■ **PROBLEM TO WORK ON**: Show all lines from the listing below that contain "images".

== RECORDS FOR PROCESSING

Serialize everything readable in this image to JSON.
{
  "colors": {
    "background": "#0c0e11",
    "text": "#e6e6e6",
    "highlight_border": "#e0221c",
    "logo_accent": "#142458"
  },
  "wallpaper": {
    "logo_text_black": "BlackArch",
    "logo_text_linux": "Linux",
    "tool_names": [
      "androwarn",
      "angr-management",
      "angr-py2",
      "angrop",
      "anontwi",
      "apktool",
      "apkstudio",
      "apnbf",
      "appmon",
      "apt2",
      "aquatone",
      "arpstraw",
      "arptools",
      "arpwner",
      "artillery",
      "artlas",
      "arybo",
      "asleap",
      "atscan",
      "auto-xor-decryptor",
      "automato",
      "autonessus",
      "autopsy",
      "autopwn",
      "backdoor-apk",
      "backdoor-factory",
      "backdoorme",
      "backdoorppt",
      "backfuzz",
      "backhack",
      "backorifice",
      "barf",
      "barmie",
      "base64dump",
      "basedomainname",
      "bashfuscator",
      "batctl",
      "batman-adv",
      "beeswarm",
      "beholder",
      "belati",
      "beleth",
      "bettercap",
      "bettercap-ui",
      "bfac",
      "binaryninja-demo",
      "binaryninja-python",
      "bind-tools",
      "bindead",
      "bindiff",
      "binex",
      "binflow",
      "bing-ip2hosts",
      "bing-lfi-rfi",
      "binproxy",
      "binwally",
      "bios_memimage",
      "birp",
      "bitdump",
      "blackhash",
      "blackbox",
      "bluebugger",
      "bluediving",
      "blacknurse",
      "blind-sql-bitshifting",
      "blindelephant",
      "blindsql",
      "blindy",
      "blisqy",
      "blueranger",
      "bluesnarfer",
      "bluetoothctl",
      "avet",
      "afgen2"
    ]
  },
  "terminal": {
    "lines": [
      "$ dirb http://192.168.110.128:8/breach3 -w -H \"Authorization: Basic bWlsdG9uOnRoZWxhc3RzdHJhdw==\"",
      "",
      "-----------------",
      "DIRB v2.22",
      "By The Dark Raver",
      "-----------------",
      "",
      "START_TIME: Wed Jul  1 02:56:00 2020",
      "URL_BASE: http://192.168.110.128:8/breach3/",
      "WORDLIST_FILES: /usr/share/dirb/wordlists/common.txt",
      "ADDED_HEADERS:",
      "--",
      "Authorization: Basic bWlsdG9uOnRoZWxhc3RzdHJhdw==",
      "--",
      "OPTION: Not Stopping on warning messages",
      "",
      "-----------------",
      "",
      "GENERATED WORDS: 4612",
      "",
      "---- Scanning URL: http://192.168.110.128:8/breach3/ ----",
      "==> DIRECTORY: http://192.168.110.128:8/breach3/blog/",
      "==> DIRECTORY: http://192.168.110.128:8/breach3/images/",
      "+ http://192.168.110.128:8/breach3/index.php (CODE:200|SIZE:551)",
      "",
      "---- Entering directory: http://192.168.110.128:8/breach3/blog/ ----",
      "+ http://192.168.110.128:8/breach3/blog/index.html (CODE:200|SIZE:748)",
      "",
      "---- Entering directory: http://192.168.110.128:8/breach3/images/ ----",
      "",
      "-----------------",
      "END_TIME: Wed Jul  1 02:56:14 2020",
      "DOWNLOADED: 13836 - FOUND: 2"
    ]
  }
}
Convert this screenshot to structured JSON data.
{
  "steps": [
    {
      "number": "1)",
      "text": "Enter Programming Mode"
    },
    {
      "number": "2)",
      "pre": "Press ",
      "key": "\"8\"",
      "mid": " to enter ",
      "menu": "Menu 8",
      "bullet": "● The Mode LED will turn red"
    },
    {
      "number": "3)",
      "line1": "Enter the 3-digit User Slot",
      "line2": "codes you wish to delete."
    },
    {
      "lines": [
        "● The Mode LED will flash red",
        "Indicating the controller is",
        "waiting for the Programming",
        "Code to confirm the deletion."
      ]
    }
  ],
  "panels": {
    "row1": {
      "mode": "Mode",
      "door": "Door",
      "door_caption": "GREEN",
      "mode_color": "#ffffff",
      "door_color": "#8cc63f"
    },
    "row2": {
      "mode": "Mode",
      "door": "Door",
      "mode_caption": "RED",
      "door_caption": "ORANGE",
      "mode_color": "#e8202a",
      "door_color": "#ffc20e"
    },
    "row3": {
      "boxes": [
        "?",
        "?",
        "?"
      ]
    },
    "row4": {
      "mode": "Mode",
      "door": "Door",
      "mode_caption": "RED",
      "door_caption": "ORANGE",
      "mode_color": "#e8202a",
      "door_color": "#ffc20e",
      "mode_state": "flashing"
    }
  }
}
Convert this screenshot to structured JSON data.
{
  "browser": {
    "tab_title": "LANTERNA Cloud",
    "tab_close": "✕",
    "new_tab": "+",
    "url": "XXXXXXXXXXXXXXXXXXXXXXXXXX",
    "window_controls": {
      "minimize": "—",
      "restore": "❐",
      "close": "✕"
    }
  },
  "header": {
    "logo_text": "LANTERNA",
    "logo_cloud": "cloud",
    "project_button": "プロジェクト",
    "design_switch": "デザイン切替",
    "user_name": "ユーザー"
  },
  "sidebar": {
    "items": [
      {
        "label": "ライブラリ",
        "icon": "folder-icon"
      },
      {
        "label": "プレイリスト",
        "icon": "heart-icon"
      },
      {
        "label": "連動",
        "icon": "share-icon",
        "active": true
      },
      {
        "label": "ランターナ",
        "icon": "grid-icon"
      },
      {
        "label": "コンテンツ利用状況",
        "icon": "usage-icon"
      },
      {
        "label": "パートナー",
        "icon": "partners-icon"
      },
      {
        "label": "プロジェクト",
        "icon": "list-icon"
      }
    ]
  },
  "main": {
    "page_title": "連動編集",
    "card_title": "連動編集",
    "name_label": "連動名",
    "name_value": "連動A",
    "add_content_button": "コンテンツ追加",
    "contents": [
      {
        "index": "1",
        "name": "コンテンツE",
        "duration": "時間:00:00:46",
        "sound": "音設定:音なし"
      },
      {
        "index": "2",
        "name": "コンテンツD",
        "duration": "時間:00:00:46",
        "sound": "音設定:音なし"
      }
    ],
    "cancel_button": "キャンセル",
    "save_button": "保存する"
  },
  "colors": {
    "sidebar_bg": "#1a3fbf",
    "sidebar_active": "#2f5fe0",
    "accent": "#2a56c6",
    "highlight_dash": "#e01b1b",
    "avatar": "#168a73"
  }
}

====

■ **ANSWER TO THE TASK**:
      "==> DIRECTORY: http://192.168.110.128:8/breach3/images/",
      "---- Entering directory: http://192.168.110.128:8/breach3/images/ ----",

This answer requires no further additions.